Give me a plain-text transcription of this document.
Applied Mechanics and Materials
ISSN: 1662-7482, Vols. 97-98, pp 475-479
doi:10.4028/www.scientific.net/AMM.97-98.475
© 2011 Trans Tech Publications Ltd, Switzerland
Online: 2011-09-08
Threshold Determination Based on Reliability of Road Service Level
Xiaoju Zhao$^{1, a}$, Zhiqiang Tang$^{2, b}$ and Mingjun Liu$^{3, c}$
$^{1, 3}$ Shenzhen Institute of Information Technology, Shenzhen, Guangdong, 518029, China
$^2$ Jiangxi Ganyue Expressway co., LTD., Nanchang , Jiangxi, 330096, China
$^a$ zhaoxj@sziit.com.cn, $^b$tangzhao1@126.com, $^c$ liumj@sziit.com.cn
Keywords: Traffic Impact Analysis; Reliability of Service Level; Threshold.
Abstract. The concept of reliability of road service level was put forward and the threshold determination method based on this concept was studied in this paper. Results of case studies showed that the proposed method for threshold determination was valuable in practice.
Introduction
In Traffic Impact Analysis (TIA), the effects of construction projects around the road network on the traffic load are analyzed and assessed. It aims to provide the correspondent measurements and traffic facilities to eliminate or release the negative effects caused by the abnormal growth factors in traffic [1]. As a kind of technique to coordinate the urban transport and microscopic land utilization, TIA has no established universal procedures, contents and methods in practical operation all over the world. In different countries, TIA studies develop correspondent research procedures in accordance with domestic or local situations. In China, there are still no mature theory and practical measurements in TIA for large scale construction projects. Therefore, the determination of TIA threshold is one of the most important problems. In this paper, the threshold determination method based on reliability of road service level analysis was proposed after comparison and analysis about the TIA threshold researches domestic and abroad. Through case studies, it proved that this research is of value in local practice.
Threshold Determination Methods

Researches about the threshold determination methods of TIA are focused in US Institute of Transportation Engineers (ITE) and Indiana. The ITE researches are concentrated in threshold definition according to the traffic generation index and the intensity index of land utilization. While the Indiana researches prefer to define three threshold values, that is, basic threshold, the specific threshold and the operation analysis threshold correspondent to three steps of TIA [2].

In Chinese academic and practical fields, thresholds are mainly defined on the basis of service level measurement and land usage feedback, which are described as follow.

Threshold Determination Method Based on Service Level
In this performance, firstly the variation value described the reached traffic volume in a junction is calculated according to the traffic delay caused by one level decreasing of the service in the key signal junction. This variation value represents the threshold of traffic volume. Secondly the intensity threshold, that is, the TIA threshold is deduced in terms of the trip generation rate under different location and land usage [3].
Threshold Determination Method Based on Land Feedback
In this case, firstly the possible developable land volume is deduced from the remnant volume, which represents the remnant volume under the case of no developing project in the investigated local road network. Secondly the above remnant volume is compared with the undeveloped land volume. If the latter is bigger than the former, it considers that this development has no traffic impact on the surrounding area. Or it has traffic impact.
====
To be done: Select and copy every line of the listing with the word "volume".

Reply:
In this performance, firstly the variation value described the reached traffic volume in a junction is calculated according to the traffic delay caused by one level decreasing of the service in the key signal junction. This variation value represents the threshold of traffic volume. Secondly the intensity threshold, that is, the TIA threshold is deduced in terms of the trip generation rate under different location and land usage [3].
In this case, firstly the possible developable land volume is deduced from the remnant volume, which represents the remnant volume under the case of no developing project in the investigated local road network. Secondly the above remnant volume is compared with the undeveloped land volume. If the latter is bigger than the former, it considers that this development has no traffic impact on the surrounding area. Or it has traffic impact.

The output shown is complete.